* [Task goal] Produce a word-for-word copy of the listing below without its pictures.
+ + + + + + +
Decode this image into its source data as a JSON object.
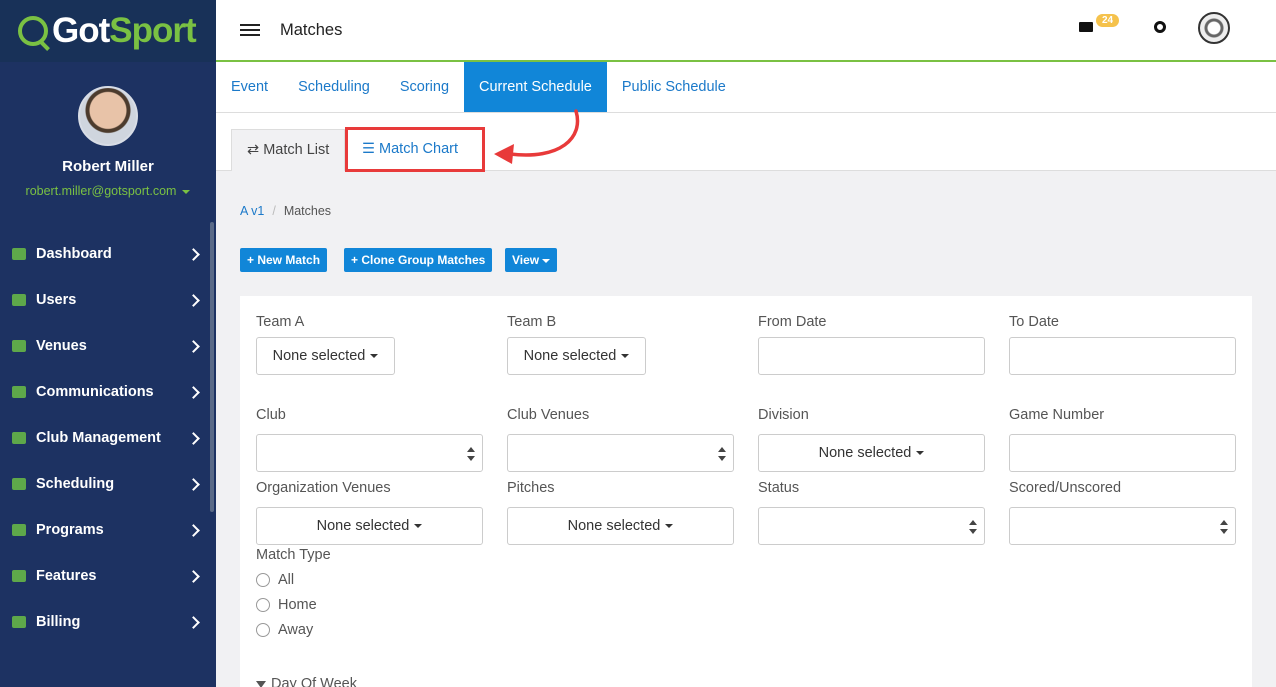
{
  "brand": {
    "name_main": "Got",
    "name_accent": "Sport"
  },
  "user": {
    "name": "Robert Miller",
    "email": "robert.miller@gotsport.com"
  },
  "nav": [
    {
      "label": "Dashboard",
      "icon": "dashboard-icon"
    },
    {
      "label": "Users",
      "icon": "users-icon"
    },
    {
      "label": "Venues",
      "icon": "home-icon"
    },
    {
      "label": "Communications",
      "icon": "chat-icon"
    },
    {
      "label": "Club Management",
      "icon": "list-icon"
    },
    {
      "label": "Scheduling",
      "icon": "calendar-icon"
    },
    {
      "label": "Programs",
      "icon": "document-icon"
    },
    {
      "label": "Features",
      "icon": "star-icon"
    },
    {
      "label": "Billing",
      "icon": "credit-card-icon"
    }
  ],
  "header": {
    "title": "Matches",
    "mail_count": "24"
  },
  "tabs": [
    "Event",
    "Scheduling",
    "Scoring",
    "Current Schedule",
    "Public Schedule"
  ],
  "active_tab": "Current Schedule",
  "subtabs": {
    "match_list": "Match List",
    "match_chart": "Match Chart"
  },
  "breadcrumb": {
    "link": "A v1",
    "current": "Matches"
  },
  "actions": {
    "new_match": "+ New Match",
    "clone_group": "+ Clone Group Matches",
    "view": "View"
  },
  "filters": {
    "team_a": {
      "label": "Team A",
      "value": "None selected"
    },
    "team_b": {
      "label": "Team B",
      "value": "None selected"
    },
    "from_date": {
      "label": "From Date"
    },
    "to_date": {
      "label": "To Date"
    },
    "club": {
      "label": "Club"
    },
    "club_venues": {
      "label": "Club Venues"
    },
    "division": {
      "label": "Division",
      "value": "None selected"
    },
    "game_number": {
      "label": "Game Number"
    },
    "org_venues": {
      "label": "Organization Venues",
      "value": "None selected"
    },
    "pitches": {
      "label": "Pitches",
      "value": "None selected"
    },
    "status": {
      "label": "Status"
    },
    "scored": {
      "label": "Scored/Unscored"
    },
    "match_type": {
      "label": "Match Type",
      "options": [
        "All",
        "Home",
        "Away"
      ]
    },
    "day_of_week": {
      "label": "Day Of Week"
    }
  },
  "colors": {
    "brand_green": "#7ac143",
    "sidebar_bg": "#1d3262",
    "primary_blue": "#1186d8",
    "highlight_red": "#e83a3a"
  }
}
+ + + + + + +
* [Reply]
Decode this image into its source data as a JSON object.
{
  "brand": {
    "name_main": "Got",
    "name_accent": "Sport"
  },
  "user": {
    "name": "Robert Miller",
    "email": "robert.miller@gotsport.com"
  },
  "nav": [
    {
      "label": "Dashboard",
      "icon": "dashboard-icon"
    },
    {
      "label": "Users",
      "icon": "users-icon"
    },
    {
      "label": "Venues",
      "icon": "home-icon"
    },
    {
      "label": "Communications",
      "icon": "chat-icon"
    },
    {
      "label": "Club Management",
      "icon": "list-icon"
    },
    {
      "label": "Scheduling",
      "icon": "calendar-icon"
    },
    {
      "label": "Programs",
      "icon": "document-icon"
    },
    {
      "label": "Features",
      "icon": "star-icon"
    },
    {
      "label": "Billing",
      "icon": "credit-card-icon"
    }
  ],
  "header": {
    "title": "Matches",
    "mail_count": "24"
  },
  "tabs": [
    "Event",
    "Scheduling",
    "Scoring",
    "Current Schedule",
    "Public Schedule"
  ],
  "active_tab": "Current Schedule",
  "subtabs": {
    "match_list": "Match List",
    "match_chart": "Match Chart"
  },
  "breadcrumb": {
    "link": "A v1",
    "current": "Matches"
  },
  "actions": {
    "new_match": "+ New Match",
    "clone_group": "+ Clone Group Matches",
    "view": "View"
  },
  "filters": {
    "team_a": {
      "label": "Team A",
      "value": "None selected"
    },
    "team_b": {
      "label": "Team B",
      "value": "None selected"
    },
    "from_date": {
      "label": "From Date"
    },
    "to_date": {
      "label": "To Date"
    },
    "club": {
      "label": "Club"
    },
    "club_venues": {
      "label": "Club Venues"
    },
    "division": {
      "label": "Division",
      "value": "None selected"
    },
    "game_number": {
      "label": "Game Number"
    },
    "org_venues": {
      "label": "Organization Venues",
      "value": "None selected"
    },
    "pitches": {
      "label": "Pitches",
      "value": "None selected"
    },
    "status": {
      "label": "Status"
    },
    "scored": {
      "label": "Scored/Unscored"
    },
    "match_type": {
      "label": "Match Type",
      "options": [
        "All",
        "Home",
        "Away"
      ]
    },
    "day_of_week": {
      "label": "Day Of Week"
    }
  },
  "colors": {
    "brand_green": "#7ac143",
    "sidebar_bg": "#1d3262",
    "primary_blue": "#1186d8",
    "highlight_red": "#e83a3a"
  }
}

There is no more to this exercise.